[Start of Material provided]

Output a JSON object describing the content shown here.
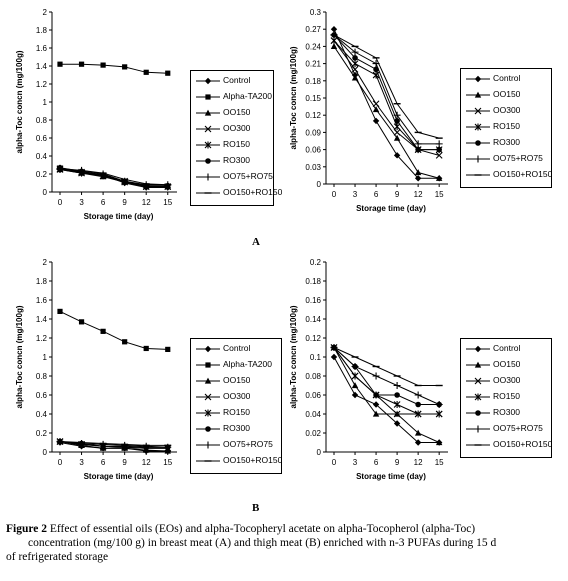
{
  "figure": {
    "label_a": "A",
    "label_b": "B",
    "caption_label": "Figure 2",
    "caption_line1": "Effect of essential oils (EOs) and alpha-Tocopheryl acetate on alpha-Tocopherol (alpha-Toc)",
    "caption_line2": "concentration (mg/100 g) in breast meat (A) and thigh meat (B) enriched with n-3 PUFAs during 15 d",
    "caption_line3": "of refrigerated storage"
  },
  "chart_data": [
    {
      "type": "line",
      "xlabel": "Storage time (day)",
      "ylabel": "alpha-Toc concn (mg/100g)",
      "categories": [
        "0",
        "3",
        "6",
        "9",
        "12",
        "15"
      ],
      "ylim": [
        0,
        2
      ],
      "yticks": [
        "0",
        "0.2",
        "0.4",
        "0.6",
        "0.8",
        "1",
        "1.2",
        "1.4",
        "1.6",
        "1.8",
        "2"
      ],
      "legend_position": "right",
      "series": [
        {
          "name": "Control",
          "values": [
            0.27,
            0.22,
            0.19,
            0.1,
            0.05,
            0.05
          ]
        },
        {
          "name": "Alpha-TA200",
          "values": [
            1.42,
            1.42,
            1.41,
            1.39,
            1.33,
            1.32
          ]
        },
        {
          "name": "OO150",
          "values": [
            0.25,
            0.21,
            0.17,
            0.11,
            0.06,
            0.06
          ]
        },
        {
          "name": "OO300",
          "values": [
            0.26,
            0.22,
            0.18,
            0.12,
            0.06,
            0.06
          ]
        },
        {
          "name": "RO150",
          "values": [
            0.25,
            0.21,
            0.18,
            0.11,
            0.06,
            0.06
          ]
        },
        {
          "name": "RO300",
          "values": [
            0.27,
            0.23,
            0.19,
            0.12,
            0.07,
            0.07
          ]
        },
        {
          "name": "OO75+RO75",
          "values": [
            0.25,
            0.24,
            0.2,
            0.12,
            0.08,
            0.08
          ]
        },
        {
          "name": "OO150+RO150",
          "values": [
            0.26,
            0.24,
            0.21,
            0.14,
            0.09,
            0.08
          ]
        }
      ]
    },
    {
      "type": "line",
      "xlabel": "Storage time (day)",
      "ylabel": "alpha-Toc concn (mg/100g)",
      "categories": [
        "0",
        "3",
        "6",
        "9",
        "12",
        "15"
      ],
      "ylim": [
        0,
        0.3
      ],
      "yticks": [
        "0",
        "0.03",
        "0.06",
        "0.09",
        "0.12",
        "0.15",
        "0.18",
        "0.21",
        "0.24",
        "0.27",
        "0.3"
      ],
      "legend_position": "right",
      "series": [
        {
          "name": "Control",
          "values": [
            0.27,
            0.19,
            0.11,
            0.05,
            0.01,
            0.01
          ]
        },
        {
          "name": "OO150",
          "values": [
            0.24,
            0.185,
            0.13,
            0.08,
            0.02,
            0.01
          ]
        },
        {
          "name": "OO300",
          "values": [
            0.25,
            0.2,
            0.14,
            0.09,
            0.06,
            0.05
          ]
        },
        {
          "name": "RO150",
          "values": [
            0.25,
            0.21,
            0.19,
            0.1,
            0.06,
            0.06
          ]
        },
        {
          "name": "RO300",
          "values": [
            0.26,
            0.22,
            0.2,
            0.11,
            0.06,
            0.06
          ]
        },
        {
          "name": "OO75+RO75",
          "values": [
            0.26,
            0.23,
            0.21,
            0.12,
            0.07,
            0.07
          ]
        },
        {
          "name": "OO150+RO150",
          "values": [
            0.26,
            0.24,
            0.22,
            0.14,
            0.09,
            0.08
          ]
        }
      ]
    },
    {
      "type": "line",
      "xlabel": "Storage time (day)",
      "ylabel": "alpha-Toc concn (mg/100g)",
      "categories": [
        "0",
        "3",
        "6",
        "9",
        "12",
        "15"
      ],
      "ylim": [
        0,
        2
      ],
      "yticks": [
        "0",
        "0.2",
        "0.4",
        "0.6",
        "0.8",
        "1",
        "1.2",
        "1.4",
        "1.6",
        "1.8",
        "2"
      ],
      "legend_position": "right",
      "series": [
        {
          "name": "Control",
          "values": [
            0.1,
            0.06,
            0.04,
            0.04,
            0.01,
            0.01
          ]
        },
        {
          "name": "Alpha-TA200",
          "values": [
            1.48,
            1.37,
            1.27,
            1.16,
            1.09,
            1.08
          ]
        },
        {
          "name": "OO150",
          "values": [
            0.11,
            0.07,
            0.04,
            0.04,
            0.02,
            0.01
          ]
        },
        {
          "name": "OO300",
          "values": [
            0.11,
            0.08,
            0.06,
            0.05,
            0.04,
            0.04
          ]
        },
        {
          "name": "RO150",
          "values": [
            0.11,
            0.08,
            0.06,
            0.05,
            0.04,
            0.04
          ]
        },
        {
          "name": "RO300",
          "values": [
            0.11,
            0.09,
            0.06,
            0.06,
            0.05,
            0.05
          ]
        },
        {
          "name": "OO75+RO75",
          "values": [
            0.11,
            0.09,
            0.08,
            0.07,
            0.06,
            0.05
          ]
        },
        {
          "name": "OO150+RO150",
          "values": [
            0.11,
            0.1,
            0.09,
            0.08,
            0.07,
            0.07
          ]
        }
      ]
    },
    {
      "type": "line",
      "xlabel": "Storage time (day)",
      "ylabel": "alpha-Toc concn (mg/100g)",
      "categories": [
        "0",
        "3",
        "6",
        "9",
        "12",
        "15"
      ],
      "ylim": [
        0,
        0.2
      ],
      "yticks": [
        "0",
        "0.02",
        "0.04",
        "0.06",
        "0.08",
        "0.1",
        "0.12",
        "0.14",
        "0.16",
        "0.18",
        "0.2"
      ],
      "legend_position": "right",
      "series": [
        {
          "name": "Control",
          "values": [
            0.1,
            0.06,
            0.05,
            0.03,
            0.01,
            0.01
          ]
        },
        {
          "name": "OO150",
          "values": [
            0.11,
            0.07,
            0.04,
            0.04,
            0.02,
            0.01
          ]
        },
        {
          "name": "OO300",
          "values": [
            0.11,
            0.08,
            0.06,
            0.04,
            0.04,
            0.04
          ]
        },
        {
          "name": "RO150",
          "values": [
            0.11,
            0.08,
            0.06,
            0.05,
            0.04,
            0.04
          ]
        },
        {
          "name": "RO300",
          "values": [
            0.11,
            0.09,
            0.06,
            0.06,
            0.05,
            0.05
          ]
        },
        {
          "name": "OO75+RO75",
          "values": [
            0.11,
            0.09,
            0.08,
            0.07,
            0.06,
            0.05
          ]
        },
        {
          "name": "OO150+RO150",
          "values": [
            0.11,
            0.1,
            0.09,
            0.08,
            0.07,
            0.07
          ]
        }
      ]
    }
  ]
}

[End of Material provided]
[Start of Material provided]

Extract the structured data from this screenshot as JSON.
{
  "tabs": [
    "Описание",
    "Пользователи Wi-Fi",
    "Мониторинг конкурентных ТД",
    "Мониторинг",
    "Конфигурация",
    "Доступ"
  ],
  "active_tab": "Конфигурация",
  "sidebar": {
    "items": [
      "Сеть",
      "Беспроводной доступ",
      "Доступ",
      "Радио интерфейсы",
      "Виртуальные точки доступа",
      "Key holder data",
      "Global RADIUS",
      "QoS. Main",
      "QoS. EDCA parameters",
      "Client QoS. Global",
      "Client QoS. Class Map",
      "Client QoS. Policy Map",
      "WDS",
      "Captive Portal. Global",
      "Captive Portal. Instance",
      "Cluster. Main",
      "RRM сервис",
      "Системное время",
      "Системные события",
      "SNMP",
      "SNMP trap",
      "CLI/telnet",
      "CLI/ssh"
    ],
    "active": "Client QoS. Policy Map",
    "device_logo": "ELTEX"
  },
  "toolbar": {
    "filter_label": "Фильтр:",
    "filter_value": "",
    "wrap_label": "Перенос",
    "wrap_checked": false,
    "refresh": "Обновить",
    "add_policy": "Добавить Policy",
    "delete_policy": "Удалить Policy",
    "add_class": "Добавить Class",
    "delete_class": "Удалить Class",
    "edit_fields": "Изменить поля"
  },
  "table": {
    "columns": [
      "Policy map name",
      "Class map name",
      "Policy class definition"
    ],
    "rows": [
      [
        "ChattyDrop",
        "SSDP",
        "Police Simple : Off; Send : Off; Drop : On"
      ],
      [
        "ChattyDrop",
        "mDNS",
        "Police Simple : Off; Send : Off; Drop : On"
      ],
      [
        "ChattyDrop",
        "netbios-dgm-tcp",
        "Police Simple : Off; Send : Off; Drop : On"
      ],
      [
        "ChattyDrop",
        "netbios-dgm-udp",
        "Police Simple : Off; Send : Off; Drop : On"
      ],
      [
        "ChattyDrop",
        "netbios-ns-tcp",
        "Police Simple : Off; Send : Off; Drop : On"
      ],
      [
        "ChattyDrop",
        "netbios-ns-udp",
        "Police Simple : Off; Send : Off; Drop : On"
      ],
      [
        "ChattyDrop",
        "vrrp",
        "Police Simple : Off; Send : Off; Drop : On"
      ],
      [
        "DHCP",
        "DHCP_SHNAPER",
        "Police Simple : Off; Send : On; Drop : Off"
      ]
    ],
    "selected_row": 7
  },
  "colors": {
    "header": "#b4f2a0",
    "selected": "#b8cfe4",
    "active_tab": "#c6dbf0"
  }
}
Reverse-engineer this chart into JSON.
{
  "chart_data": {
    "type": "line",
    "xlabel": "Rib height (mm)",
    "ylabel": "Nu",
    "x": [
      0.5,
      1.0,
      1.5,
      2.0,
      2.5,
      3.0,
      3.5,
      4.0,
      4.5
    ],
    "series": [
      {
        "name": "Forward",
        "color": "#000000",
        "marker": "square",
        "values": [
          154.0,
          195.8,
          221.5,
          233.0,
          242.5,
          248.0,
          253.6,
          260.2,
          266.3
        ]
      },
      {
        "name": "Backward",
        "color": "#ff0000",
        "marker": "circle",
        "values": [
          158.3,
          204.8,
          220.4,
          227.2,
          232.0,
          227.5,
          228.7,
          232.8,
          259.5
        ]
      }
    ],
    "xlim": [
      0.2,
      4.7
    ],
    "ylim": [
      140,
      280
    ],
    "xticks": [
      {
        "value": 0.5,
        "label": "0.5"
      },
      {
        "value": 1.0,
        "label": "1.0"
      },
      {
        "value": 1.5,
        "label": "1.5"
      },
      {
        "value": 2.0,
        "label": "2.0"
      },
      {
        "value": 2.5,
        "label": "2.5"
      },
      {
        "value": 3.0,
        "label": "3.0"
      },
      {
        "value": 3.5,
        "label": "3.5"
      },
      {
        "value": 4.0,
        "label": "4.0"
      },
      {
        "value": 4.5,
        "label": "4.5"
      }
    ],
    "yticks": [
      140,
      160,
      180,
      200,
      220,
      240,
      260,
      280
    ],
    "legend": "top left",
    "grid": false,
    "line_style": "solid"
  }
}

[End of Material provided]
[Start of Material provided]

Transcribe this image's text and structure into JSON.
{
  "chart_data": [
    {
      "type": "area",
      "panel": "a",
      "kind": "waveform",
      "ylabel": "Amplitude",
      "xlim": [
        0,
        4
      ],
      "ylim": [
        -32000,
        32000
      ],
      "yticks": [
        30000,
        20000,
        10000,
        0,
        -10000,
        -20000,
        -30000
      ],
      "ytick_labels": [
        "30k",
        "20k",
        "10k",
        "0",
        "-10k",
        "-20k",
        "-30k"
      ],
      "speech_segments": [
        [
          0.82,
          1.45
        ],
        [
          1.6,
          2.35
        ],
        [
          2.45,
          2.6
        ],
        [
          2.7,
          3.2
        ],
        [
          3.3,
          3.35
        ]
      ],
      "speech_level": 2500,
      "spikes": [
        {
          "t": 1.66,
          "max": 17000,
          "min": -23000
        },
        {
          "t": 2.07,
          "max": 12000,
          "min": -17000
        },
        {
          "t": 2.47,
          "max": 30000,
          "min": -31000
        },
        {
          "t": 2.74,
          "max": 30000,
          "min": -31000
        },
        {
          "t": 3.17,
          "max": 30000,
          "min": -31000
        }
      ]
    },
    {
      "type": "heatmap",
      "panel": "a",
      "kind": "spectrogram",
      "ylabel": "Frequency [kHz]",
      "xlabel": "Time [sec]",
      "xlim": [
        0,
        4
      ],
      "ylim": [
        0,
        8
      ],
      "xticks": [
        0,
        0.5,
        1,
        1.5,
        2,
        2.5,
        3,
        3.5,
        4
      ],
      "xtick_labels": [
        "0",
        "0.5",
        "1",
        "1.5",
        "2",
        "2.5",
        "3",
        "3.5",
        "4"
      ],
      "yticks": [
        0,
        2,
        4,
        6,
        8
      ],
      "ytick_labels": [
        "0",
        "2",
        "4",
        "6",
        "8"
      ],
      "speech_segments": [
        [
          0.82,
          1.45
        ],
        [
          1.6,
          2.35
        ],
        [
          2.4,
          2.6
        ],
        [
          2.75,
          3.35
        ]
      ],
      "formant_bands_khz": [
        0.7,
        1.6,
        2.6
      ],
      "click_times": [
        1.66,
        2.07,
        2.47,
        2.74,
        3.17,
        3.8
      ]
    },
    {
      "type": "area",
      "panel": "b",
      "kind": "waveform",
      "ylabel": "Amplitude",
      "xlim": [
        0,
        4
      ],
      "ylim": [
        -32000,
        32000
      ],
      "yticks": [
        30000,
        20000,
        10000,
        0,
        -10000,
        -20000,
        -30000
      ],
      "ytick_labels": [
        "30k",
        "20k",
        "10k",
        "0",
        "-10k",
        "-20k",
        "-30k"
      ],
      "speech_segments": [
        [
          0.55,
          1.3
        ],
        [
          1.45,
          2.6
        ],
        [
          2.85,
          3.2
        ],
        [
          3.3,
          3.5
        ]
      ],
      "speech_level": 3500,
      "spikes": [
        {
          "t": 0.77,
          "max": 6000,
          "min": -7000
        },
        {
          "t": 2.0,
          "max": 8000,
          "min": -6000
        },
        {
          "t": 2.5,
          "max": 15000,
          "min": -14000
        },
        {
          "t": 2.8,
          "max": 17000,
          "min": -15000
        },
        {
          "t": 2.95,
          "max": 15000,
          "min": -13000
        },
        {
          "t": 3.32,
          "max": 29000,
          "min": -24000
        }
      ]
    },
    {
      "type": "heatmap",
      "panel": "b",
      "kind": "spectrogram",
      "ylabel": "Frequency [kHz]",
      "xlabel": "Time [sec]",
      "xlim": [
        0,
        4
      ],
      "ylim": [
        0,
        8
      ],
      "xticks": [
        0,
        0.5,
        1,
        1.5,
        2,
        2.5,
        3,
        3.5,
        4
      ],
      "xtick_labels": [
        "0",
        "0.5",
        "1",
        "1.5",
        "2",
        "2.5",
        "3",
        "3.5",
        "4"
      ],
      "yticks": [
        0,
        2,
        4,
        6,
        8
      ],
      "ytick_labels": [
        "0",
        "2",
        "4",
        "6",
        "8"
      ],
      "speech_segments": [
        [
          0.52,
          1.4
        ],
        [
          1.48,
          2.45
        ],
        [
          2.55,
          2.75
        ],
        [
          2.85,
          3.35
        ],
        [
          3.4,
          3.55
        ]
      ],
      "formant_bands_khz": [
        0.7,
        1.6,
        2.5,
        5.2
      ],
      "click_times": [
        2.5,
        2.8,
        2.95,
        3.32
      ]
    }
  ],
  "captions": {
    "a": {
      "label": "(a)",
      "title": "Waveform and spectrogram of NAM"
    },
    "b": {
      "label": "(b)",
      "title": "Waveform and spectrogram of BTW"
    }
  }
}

[End of Material provided]

Gather from the records above every line containing the string "this".

## Expected output
Extract the structured data from this screenshot as JSON.
Reverse-engineer this chart into JSON.
Transcribe this image's text and structure into JSON.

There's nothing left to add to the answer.